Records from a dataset
"""

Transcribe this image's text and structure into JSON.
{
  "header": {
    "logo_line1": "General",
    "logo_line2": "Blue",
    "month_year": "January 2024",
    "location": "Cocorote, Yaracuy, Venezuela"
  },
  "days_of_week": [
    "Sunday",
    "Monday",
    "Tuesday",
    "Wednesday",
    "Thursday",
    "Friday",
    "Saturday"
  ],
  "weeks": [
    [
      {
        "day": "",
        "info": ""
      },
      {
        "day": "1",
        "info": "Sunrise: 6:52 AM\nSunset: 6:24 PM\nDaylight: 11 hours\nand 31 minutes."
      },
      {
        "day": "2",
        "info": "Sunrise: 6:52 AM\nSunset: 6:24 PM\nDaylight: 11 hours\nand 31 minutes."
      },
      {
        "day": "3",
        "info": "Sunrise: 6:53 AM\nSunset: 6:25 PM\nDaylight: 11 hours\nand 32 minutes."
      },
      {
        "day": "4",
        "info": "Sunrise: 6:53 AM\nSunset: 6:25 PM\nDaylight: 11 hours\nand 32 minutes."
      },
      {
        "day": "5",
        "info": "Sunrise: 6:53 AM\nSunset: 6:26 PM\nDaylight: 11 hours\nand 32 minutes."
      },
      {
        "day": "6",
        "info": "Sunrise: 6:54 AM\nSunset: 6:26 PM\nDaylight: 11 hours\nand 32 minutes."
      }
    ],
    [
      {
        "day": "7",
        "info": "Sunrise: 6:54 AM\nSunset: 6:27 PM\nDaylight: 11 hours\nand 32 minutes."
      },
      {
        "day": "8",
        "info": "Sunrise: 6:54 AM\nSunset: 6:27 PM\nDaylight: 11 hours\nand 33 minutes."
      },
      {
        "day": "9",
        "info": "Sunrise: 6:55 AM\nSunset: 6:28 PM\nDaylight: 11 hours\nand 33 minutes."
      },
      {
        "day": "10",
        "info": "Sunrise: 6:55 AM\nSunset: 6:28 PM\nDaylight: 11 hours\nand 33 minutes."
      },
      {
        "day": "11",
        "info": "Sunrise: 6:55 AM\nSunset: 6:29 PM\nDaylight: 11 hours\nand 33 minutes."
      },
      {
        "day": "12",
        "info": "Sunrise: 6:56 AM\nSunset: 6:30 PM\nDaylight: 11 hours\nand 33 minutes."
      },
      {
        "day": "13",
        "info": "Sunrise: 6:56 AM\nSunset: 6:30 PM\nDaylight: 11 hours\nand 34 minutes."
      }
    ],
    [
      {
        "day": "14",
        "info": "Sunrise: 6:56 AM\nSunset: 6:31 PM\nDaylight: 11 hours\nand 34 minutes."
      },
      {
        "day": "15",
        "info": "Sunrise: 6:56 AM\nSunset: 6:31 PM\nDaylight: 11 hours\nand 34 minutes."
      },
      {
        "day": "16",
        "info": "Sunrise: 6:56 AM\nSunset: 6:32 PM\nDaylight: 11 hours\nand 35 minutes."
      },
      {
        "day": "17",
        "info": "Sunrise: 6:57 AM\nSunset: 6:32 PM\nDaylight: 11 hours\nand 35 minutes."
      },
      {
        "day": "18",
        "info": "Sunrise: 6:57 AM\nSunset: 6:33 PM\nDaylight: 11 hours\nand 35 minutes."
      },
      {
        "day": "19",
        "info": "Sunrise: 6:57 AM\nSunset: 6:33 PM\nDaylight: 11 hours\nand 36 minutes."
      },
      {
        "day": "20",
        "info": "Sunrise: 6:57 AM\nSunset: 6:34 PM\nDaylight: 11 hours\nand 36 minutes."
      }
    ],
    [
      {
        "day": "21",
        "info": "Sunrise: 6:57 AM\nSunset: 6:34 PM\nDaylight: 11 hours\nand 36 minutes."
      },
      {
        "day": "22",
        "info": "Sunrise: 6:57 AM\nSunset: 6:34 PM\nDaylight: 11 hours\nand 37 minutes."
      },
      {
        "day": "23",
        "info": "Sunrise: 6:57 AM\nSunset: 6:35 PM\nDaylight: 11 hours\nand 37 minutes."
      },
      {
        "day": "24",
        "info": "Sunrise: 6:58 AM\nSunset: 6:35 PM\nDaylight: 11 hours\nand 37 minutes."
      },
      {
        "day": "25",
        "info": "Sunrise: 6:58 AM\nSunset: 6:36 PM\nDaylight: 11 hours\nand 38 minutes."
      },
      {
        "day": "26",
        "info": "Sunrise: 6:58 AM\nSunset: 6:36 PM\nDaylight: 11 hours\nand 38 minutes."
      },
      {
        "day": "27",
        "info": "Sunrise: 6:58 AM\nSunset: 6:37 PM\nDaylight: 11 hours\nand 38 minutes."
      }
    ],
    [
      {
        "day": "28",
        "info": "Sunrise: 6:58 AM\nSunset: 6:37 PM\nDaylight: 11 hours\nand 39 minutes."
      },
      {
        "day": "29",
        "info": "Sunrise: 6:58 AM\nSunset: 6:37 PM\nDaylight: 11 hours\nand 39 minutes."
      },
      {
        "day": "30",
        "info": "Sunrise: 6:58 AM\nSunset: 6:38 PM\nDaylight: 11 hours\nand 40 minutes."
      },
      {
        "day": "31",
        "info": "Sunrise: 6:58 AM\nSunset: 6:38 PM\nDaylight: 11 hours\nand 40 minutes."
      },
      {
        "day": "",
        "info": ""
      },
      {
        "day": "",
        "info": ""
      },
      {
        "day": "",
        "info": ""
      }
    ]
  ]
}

"""

EXERCISE DETAILS: Retype all of the entries precisely as they are.

RESPONSE TO THIS EXERCISE:
Transcribe this image's text and structure into JSON.
{
  "header": {
    "logo_line1": "General",
    "logo_line2": "Blue",
    "month_year": "January 2024",
    "location": "Cocorote, Yaracuy, Venezuela"
  },
  "days_of_week": [
    "Sunday",
    "Monday",
    "Tuesday",
    "Wednesday",
    "Thursday",
    "Friday",
    "Saturday"
  ],
  "weeks": [
    [
      {
        "day": "",
        "info": ""
      },
      {
        "day": "1",
        "info": "Sunrise: 6:52 AM\nSunset: 6:24 PM\nDaylight: 11 hours\nand 31 minutes."
      },
      {
        "day": "2",
        "info": "Sunrise: 6:52 AM\nSunset: 6:24 PM\nDaylight: 11 hours\nand 31 minutes."
      },
      {
        "day": "3",
        "info": "Sunrise: 6:53 AM\nSunset: 6:25 PM\nDaylight: 11 hours\nand 32 minutes."
      },
      {
        "day": "4",
        "info": "Sunrise: 6:53 AM\nSunset: 6:25 PM\nDaylight: 11 hours\nand 32 minutes."
      },
      {
        "day": "5",
        "info": "Sunrise: 6:53 AM\nSunset: 6:26 PM\nDaylight: 11 hours\nand 32 minutes."
      },
      {
        "day": "6",
        "info": "Sunrise: 6:54 AM\nSunset: 6:26 PM\nDaylight: 11 hours\nand 32 minutes."
      }
    ],
    [
      {
        "day": "7",
        "info": "Sunrise: 6:54 AM\nSunset: 6:27 PM\nDaylight: 11 hours\nand 32 minutes."
      },
      {
        "day": "8",
        "info": "Sunrise: 6:54 AM\nSunset: 6:27 PM\nDaylight: 11 hours\nand 33 minutes."
      },
      {
        "day": "9",
        "info": "Sunrise: 6:55 AM\nSunset: 6:28 PM\nDaylight: 11 hours\nand 33 minutes."
      },
      {
        "day": "10",
        "info": "Sunrise: 6:55 AM\nSunset: 6:28 PM\nDaylight: 11 hours\nand 33 minutes."
      },
      {
        "day": "11",
        "info": "Sunrise: 6:55 AM\nSunset: 6:29 PM\nDaylight: 11 hours\nand 33 minutes."
      },
      {
        "day": "12",
        "info": "Sunrise: 6:56 AM\nSunset: 6:30 PM\nDaylight: 11 hours\nand 33 minutes."
      },
      {
        "day": "13",
        "info": "Sunrise: 6:56 AM\nSunset: 6:30 PM\nDaylight: 11 hours\nand 34 minutes."
      }
    ],
    [
      {
        "day": "14",
        "info": "Sunrise: 6:56 AM\nSunset: 6:31 PM\nDaylight: 11 hours\nand 34 minutes."
      },
      {
        "day": "15",
        "info": "Sunrise: 6:56 AM\nSunset: 6:31 PM\nDaylight: 11 hours\nand 34 minutes."
      },
      {
        "day": "16",
        "info": "Sunrise: 6:56 AM\nSunset: 6:32 PM\nDaylight: 11 hours\nand 35 minutes."
      },
      {
        "day": "17",
        "info": "Sunrise: 6:57 AM\nSunset: 6:32 PM\nDaylight: 11 hours\nand 35 minutes."
      },
      {
        "day": "18",
        "info": "Sunrise: 6:57 AM\nSunset: 6:33 PM\nDaylight: 11 hours\nand 35 minutes."
      },
      {
        "day": "19",
        "info": "Sunrise: 6:57 AM\nSunset: 6:33 PM\nDaylight: 11 hours\nand 36 minutes."
      },
      {
        "day": "20",
        "info": "Sunrise: 6:57 AM\nSunset: 6:34 PM\nDaylight: 11 hours\nand 36 minutes."
      }
    ],
    [
      {
        "day": "21",
        "info": "Sunrise: 6:57 AM\nSunset: 6:34 PM\nDaylight: 11 hours\nand 36 minutes."
      },
      {
        "day": "22",
        "info": "Sunrise: 6:57 AM\nSunset: 6:34 PM\nDaylight: 11 hours\nand 37 minutes."
      },
      {
        "day": "23",
        "info": "Sunrise: 6:57 AM\nSunset: 6:35 PM\nDaylight: 11 hours\nand 37 minutes."
      },
      {
        "day": "24",
        "info": "Sunrise: 6:58 AM\nSunset: 6:35 PM\nDaylight: 11 hours\nand 37 minutes."
      },
      {
        "day": "25",
        "info": "Sunrise: 6:58 AM\nSunset: 6:36 PM\nDaylight: 11 hours\nand 38 minutes."
      },
      {
        "day": "26",
        "info": "Sunrise: 6:58 AM\nSunset: 6:36 PM\nDaylight: 11 hours\nand 38 minutes."
      },
      {
        "day": "27",
        "info": "Sunrise: 6:58 AM\nSunset: 6:37 PM\nDaylight: 11 hours\nand 38 minutes."
      }
    ],
    [
      {
        "day": "28",
        "info": "Sunrise: 6:58 AM\nSunset: 6:37 PM\nDaylight: 11 hours\nand 39 minutes."
      },
      {
        "day": "29",
        "info": "Sunrise: 6:58 AM\nSunset: 6:37 PM\nDaylight: 11 hours\nand 39 minutes."
      },
      {
        "day": "30",
        "info": "Sunrise: 6:58 AM\nSunset: 6:38 PM\nDaylight: 11 hours\nand 40 minutes."
      },
      {
        "day": "31",
        "info": "Sunrise: 6:58 AM\nSunset: 6:38 PM\nDaylight: 11 hours\nand 40 minutes."
      },
      {
        "day": "",
        "info": ""
      },
      {
        "day": "",
        "info": ""
      },
      {
        "day": "",
        "info": ""
      }
    ]
  ]
}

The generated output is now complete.